■ Exercise brief
Of the lines in the records that follow, how many include the word "cosas"? Answer with a bare number.

++++ Dataset rows ++++

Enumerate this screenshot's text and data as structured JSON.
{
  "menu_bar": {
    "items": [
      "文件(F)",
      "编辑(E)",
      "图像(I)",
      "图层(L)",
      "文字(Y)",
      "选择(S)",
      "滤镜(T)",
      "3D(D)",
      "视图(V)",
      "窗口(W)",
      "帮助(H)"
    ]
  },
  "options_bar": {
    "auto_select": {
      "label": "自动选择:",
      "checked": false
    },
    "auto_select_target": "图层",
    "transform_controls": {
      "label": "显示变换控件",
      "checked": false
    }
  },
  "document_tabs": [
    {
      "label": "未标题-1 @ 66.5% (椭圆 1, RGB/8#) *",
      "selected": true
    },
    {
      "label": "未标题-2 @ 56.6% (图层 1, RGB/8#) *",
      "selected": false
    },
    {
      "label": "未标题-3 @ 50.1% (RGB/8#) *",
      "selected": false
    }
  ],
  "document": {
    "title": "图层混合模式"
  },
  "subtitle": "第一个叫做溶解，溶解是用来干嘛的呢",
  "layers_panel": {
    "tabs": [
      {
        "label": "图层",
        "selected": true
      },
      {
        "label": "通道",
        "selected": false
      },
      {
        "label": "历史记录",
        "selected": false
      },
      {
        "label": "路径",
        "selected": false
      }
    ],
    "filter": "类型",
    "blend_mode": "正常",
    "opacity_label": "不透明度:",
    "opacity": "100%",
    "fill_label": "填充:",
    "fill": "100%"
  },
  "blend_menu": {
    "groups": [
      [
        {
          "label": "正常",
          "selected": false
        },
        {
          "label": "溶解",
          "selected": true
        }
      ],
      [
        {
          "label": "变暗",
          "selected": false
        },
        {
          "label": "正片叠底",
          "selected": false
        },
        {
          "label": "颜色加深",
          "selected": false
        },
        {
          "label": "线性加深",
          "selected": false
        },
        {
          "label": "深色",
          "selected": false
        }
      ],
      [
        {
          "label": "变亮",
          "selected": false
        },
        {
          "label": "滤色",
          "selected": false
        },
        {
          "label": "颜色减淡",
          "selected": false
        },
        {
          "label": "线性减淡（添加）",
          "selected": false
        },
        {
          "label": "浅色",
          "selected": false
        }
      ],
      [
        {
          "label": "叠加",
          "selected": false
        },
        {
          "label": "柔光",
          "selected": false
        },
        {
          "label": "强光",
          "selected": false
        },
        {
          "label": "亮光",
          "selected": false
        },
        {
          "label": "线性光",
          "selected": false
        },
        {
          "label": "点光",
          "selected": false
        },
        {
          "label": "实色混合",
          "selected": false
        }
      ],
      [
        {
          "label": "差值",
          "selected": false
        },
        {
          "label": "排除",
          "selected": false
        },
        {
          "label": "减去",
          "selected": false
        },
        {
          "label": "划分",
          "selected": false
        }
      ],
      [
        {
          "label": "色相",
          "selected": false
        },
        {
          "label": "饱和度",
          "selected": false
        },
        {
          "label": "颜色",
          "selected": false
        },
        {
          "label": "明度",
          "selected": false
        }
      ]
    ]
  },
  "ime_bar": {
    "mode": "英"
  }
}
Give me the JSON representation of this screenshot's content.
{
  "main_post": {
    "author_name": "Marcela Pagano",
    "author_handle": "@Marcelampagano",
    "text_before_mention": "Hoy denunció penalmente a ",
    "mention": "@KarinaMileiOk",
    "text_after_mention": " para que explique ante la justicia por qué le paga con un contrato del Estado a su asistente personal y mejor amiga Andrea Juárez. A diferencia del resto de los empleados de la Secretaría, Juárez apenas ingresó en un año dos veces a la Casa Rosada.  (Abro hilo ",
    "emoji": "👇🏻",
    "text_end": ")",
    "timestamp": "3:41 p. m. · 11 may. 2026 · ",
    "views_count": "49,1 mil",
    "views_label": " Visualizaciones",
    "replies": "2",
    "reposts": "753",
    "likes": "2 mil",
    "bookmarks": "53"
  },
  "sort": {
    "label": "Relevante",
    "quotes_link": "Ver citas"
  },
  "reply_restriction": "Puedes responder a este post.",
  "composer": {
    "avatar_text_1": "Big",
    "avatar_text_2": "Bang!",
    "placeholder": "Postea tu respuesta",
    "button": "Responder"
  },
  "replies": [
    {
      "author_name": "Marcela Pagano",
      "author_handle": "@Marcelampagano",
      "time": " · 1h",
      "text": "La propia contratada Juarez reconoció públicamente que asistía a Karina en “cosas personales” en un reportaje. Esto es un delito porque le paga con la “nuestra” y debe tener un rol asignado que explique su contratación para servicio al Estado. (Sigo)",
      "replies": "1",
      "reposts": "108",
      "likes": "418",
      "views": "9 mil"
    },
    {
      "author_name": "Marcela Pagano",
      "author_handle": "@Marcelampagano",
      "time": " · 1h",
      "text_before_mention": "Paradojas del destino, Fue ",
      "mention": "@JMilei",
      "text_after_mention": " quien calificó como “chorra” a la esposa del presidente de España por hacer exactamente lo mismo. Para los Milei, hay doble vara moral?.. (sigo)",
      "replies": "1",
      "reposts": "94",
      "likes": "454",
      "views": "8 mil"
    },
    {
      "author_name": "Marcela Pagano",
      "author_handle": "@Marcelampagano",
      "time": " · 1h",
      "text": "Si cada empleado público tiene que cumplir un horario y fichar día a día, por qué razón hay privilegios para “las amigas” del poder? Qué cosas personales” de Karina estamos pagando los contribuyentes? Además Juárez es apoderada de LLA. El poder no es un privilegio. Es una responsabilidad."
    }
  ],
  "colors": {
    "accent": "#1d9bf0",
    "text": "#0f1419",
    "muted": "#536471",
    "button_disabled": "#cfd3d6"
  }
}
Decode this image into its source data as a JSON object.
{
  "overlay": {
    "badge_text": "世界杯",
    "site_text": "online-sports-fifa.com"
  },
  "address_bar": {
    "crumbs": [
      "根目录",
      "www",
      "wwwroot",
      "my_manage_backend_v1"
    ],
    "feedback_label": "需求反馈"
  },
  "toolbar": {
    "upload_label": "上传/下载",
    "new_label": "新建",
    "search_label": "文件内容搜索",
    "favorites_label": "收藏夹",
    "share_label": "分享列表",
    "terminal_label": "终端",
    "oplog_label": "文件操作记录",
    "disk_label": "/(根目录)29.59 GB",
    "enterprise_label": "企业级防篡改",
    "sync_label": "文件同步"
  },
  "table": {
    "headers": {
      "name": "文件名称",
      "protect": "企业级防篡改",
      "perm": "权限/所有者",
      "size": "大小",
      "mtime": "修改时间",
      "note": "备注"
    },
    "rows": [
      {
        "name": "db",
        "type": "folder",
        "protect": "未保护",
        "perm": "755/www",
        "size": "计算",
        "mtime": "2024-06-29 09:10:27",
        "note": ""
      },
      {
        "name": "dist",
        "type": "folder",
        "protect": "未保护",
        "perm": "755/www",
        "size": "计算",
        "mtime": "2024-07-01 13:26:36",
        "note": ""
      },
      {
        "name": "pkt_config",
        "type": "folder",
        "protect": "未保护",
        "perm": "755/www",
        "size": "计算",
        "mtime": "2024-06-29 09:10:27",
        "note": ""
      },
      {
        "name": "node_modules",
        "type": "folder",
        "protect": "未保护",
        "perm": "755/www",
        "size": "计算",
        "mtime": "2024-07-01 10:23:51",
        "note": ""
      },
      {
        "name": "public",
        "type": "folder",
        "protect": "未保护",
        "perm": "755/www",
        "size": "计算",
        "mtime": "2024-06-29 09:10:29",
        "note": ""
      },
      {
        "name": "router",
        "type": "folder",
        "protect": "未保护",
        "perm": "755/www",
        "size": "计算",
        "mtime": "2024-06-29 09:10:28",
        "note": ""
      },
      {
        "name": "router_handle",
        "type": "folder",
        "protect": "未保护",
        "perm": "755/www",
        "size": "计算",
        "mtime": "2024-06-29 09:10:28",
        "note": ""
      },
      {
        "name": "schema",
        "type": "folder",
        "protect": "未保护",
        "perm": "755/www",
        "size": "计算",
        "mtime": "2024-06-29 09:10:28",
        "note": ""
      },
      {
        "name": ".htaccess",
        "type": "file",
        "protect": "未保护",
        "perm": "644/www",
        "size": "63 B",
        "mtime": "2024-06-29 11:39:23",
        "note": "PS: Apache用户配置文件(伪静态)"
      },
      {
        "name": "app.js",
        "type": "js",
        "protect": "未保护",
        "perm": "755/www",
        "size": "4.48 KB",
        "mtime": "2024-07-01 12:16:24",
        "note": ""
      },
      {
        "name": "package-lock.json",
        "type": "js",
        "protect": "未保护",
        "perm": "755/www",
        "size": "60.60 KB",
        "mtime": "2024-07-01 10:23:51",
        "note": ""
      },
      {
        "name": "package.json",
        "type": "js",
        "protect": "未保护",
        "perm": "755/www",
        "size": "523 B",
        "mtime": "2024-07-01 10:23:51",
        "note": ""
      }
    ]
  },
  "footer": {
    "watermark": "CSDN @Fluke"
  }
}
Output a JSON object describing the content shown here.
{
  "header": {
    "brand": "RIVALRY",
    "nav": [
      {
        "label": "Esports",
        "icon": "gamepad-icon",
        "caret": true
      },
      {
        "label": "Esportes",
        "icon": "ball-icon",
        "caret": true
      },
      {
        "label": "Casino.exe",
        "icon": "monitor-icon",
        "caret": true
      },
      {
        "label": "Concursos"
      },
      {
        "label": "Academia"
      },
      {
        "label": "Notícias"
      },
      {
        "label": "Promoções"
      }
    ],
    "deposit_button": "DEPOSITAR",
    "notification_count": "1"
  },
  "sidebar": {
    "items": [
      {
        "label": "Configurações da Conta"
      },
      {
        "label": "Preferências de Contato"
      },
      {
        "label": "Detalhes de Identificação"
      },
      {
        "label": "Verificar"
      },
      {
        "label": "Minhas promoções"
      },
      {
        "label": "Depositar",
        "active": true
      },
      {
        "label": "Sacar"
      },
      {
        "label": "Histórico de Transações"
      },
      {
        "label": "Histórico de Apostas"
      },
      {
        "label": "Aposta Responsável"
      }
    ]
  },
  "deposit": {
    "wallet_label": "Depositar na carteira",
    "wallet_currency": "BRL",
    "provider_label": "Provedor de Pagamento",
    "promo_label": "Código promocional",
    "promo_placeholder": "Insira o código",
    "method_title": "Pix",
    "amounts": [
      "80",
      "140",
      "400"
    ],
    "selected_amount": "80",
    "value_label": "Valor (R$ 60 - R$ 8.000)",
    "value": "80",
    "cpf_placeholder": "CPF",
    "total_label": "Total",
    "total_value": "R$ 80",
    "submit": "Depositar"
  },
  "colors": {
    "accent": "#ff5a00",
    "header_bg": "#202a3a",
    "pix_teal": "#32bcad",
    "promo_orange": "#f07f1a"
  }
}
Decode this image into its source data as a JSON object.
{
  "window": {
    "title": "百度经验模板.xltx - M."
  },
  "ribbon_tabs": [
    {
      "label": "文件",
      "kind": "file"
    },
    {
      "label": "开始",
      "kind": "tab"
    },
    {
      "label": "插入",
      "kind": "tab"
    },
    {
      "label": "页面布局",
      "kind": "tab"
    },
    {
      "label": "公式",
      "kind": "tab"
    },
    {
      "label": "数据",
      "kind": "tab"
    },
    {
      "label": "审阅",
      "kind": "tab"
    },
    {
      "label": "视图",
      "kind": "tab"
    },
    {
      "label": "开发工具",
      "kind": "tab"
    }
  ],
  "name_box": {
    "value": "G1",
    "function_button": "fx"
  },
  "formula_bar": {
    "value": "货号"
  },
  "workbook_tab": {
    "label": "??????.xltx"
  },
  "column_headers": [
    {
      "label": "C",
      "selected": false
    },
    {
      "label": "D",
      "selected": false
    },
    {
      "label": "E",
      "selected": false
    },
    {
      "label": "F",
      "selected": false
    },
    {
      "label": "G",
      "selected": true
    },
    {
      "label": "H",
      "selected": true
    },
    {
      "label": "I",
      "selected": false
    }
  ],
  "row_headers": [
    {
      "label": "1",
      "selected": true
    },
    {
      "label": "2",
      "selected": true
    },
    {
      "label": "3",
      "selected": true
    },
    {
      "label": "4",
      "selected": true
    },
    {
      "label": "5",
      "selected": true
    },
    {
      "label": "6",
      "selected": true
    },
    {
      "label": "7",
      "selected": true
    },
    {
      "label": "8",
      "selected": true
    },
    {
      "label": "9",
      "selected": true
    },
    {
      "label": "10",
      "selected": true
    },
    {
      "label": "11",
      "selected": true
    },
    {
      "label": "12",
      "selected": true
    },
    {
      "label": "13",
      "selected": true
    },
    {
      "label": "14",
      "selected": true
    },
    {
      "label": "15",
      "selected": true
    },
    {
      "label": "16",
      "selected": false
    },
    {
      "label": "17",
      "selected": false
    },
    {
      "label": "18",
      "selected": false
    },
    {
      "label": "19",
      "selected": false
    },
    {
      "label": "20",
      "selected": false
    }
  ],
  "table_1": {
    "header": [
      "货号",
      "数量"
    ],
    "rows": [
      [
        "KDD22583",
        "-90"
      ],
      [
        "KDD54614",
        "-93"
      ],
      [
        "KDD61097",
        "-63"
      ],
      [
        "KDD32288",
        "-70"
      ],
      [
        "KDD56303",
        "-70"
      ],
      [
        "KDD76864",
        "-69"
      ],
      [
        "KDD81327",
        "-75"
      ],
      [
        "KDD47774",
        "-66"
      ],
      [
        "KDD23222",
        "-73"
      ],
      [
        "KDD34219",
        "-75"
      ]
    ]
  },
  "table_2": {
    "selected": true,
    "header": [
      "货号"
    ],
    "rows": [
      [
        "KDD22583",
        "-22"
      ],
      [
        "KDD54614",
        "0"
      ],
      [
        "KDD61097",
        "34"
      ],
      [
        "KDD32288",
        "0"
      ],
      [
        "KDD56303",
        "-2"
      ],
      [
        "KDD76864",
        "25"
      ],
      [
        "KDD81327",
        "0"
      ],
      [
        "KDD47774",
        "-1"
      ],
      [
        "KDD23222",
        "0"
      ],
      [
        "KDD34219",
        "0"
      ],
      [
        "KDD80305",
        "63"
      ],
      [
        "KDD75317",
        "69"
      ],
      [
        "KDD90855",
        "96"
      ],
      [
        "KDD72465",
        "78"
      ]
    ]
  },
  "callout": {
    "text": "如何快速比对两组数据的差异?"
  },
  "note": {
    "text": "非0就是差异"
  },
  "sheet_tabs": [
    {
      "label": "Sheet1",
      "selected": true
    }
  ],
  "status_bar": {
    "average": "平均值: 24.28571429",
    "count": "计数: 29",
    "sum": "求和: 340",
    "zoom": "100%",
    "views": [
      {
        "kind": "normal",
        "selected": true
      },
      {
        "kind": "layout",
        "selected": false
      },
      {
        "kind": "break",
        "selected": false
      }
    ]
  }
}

++++

■ Response for this exercise
2